* [Work to be completed]: Locate the string "info" throughout the material and copy every line in which it occurs.

--- START OF Records supplied ---

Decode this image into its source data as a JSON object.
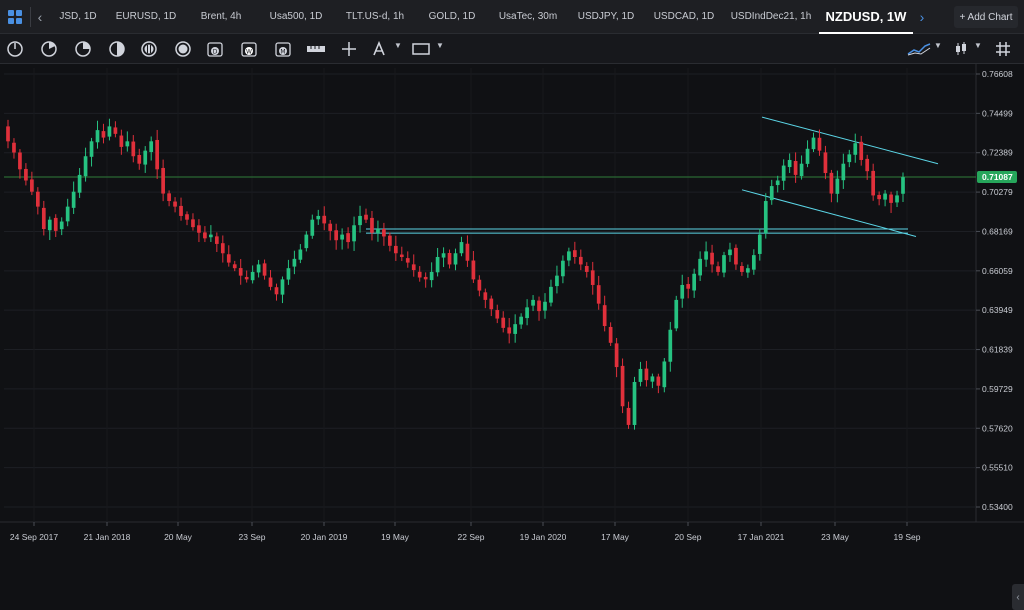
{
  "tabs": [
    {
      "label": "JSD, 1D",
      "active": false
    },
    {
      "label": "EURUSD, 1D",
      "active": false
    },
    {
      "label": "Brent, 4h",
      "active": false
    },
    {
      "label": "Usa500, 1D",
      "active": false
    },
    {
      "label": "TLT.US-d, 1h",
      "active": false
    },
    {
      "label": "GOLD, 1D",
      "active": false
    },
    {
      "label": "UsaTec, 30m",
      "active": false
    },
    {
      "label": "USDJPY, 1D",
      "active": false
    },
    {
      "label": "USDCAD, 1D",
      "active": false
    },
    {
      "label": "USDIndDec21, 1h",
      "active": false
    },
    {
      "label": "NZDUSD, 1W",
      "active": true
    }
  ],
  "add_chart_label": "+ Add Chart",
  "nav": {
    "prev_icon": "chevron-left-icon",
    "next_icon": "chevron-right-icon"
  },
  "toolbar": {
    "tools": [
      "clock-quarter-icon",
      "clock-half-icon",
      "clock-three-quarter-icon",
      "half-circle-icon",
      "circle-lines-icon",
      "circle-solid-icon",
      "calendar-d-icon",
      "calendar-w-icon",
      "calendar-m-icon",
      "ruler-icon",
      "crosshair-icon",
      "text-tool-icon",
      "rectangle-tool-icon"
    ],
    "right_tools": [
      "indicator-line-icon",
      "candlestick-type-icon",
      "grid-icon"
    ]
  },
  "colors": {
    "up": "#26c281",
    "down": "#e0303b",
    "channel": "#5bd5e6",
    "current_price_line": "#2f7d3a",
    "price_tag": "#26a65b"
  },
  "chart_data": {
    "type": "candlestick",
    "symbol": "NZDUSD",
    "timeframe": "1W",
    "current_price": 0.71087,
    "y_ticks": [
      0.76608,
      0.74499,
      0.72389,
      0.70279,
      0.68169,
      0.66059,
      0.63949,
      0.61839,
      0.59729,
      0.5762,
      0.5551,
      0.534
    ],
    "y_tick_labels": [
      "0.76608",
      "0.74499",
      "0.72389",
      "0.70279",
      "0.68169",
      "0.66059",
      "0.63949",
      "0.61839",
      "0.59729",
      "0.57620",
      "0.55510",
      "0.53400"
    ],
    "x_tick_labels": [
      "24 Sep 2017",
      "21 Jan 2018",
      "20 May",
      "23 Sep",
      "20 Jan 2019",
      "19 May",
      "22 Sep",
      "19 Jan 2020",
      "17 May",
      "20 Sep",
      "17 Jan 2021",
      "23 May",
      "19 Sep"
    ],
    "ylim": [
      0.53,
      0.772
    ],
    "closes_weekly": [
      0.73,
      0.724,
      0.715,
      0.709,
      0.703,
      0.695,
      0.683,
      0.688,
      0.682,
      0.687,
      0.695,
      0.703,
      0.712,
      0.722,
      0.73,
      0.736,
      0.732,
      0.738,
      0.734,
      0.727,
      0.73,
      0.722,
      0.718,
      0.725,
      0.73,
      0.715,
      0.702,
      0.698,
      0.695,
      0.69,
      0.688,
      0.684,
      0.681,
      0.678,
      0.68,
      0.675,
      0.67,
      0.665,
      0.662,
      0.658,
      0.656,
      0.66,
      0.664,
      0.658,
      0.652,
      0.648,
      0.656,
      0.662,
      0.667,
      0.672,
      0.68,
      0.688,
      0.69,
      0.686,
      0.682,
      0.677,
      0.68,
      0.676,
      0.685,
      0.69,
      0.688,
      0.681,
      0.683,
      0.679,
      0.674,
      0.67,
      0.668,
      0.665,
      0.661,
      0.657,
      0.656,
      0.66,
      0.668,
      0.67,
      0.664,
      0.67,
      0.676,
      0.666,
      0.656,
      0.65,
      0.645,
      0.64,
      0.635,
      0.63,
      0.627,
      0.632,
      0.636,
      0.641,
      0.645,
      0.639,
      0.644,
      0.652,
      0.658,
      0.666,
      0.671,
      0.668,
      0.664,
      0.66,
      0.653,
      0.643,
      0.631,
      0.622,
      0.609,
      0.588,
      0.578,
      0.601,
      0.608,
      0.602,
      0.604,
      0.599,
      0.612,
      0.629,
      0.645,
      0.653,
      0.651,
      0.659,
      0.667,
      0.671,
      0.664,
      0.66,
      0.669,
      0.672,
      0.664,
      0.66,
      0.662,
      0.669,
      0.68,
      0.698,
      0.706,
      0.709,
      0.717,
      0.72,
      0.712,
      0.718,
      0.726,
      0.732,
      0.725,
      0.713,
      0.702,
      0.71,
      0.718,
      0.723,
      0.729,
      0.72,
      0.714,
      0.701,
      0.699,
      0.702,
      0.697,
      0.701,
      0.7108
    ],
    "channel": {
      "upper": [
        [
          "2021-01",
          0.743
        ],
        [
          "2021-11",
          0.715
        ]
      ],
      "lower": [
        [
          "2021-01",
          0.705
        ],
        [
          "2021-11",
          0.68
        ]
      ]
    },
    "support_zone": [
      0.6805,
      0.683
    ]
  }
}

--- END OF Records supplied ---
--- START OF Records supplied ---

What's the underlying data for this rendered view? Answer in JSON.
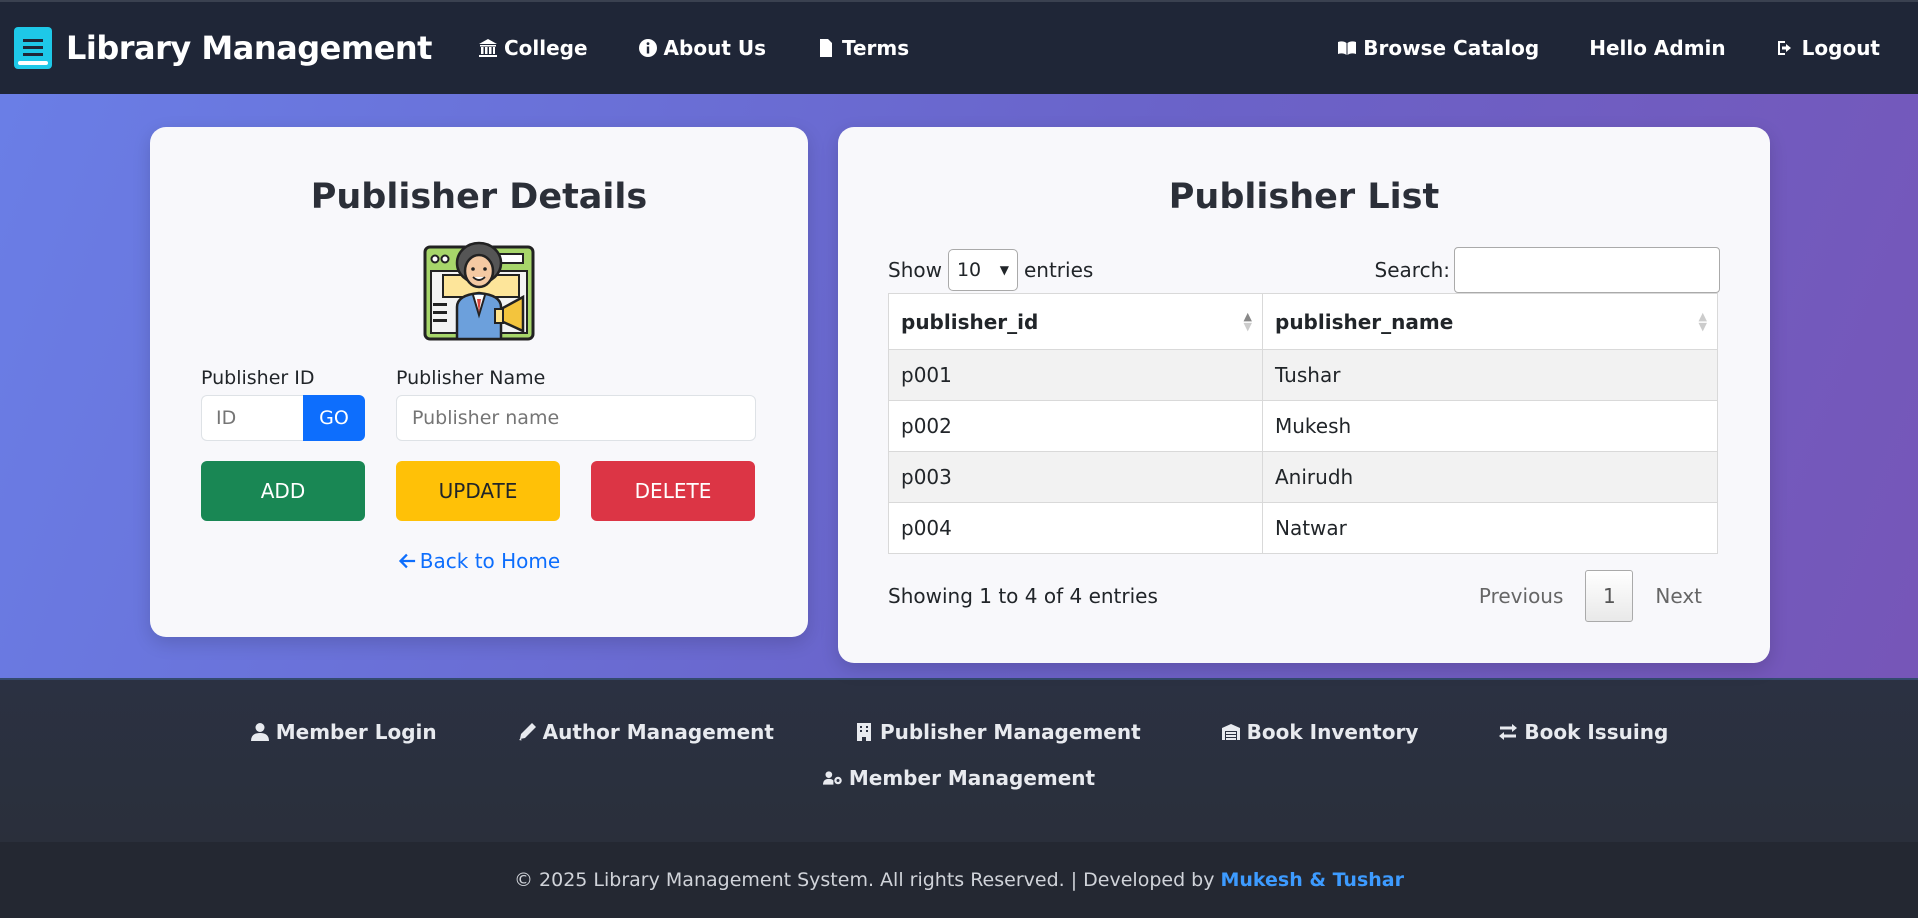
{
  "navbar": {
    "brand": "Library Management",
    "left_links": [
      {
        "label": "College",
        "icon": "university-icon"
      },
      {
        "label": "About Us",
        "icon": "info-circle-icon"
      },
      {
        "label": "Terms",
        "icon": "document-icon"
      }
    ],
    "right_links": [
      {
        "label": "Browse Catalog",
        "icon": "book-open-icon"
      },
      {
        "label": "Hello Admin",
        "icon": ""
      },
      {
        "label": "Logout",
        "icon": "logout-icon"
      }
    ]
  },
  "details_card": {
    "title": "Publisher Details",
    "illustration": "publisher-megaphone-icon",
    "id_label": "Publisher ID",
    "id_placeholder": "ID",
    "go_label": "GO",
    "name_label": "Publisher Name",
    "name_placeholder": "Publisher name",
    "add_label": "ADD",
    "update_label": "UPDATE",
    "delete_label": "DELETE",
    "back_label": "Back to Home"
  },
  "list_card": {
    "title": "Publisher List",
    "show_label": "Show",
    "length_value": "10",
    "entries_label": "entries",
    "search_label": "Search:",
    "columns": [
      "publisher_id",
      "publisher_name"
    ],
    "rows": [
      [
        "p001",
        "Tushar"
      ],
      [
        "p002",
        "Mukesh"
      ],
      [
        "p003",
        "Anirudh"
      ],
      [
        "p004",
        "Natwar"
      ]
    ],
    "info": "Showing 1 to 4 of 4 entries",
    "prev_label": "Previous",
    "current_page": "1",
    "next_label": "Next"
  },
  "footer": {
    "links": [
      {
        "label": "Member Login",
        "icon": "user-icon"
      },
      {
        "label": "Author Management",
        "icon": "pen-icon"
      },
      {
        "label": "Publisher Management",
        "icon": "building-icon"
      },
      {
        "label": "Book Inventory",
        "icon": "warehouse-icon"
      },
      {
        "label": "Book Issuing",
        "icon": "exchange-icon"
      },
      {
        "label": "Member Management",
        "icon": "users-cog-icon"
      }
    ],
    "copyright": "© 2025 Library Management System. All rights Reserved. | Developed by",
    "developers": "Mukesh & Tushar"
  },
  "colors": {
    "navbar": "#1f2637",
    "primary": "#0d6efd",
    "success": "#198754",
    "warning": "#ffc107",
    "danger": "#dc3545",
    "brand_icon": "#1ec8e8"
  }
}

--- END OF Records supplied ---
--- START OF Records supplied ---

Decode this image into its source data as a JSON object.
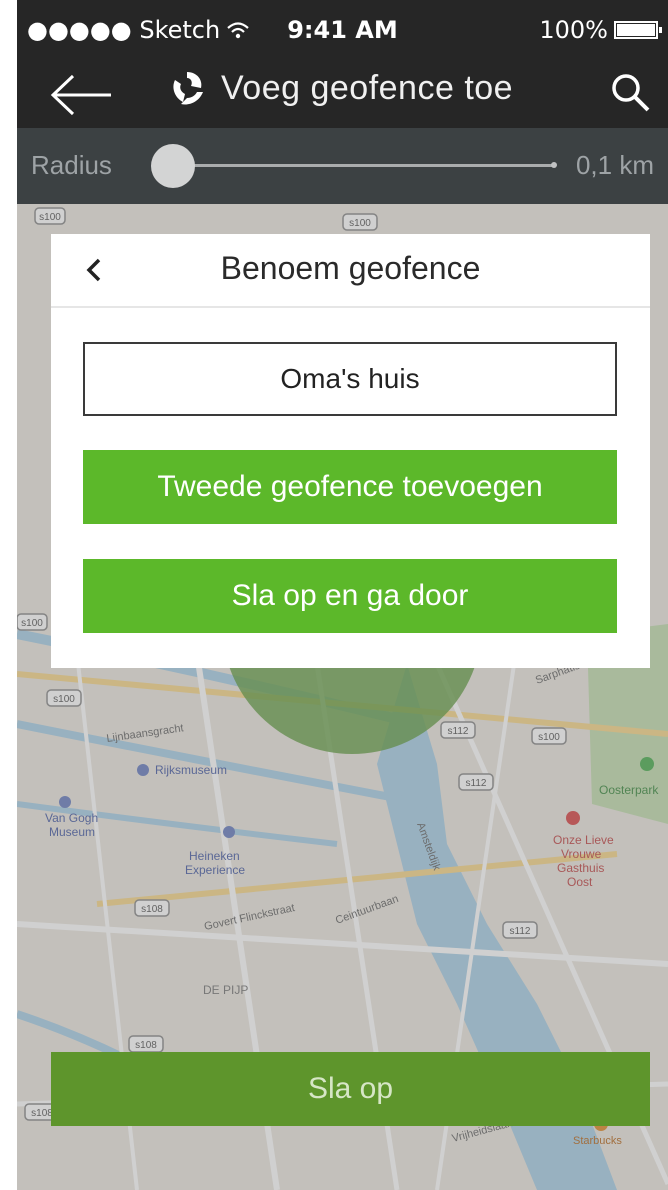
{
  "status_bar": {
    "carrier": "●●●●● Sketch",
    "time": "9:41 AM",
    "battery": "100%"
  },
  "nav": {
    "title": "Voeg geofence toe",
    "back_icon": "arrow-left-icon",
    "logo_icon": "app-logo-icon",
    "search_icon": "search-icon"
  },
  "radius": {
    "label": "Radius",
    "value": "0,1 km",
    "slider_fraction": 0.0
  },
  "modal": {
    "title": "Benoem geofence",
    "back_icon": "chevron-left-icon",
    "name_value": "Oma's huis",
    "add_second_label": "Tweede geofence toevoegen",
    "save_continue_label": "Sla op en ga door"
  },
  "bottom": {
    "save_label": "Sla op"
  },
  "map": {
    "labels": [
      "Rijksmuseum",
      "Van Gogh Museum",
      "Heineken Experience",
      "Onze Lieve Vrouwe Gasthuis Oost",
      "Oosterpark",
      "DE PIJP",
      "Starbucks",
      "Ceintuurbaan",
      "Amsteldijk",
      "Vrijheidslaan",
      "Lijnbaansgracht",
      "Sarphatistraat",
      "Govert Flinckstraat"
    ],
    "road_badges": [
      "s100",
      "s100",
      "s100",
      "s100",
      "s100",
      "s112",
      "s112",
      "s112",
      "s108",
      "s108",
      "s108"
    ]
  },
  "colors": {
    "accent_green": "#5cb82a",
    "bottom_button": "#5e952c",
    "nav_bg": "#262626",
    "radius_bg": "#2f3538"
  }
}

--- END OF Records supplied ---

* [Task output]:
        "icon": "info-circle-icon"
    "info": "Showing 1 to 4 of 4 entries",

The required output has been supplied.